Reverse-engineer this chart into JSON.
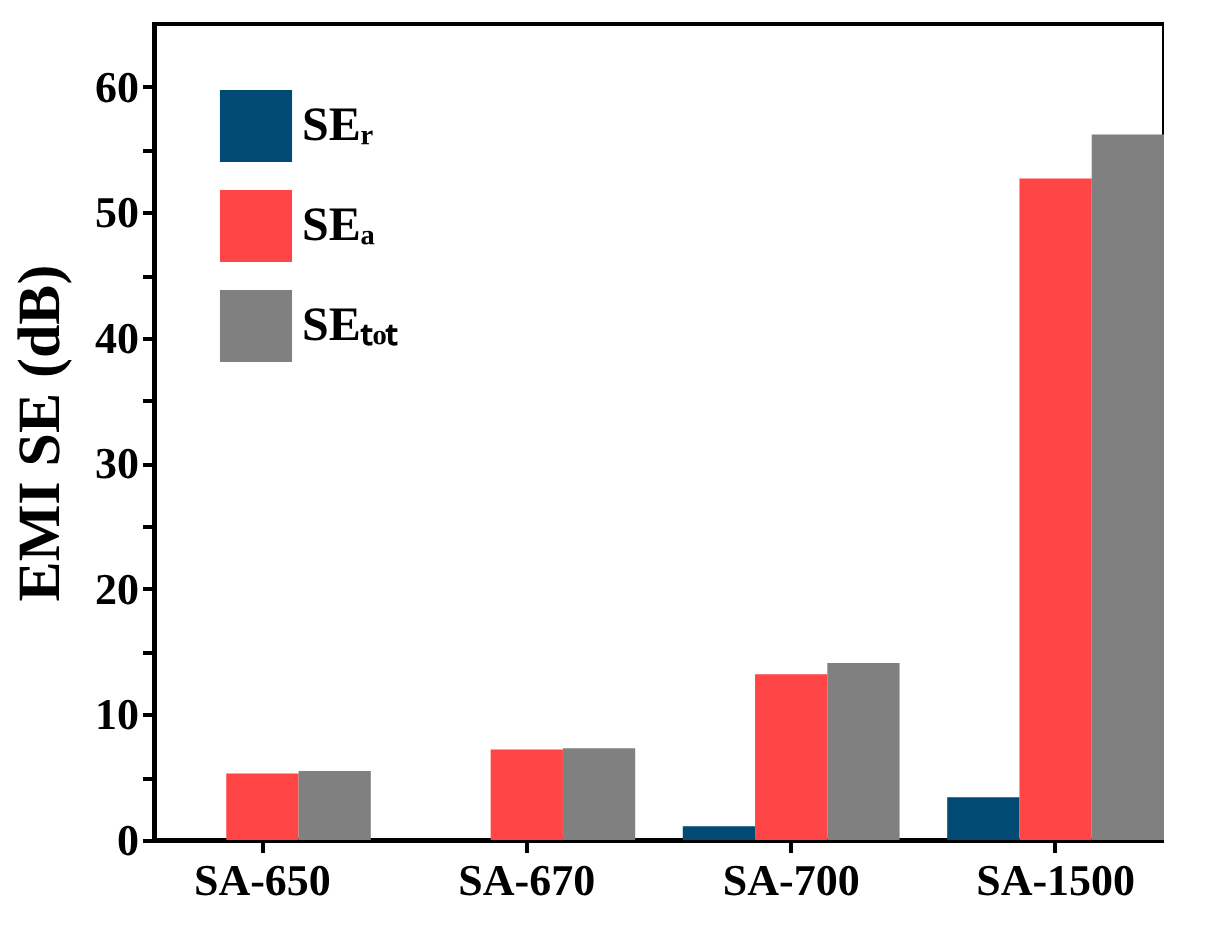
{
  "chart_data": {
    "type": "bar",
    "ylabel": "EMI SE (dB)",
    "categories": [
      "SA-650",
      "SA-670",
      "SA-700",
      "SA-1500"
    ],
    "series": [
      {
        "name": "SEᵣ",
        "color": "#004a74",
        "values": [
          0,
          0,
          1.1,
          3.4
        ]
      },
      {
        "name": "SEₐ",
        "color": "#ff4545",
        "values": [
          5.3,
          7.2,
          13.2,
          52.7
        ]
      },
      {
        "name": "SEₜₒₜ",
        "color": "#808080",
        "values": [
          5.5,
          7.3,
          14.1,
          56.2
        ]
      }
    ],
    "ylim": [
      0,
      65
    ],
    "yticks": [
      0,
      {
        "value": 5,
        "label": null
      },
      10,
      {
        "value": 15,
        "label": null
      },
      20,
      {
        "value": 25,
        "label": null
      },
      30,
      {
        "value": 35,
        "label": null
      },
      40,
      {
        "value": 45,
        "label": null
      },
      50,
      {
        "value": 55,
        "label": null
      },
      60
    ],
    "grid": false,
    "legend": "top left"
  }
}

WRITTEN EXERCISE: Go over the data above and copy every line that has the word "color" in it.

FINISHED TASK:
        "color": "#004a74",
        "color": "#ff4545",
        "color": "#808080",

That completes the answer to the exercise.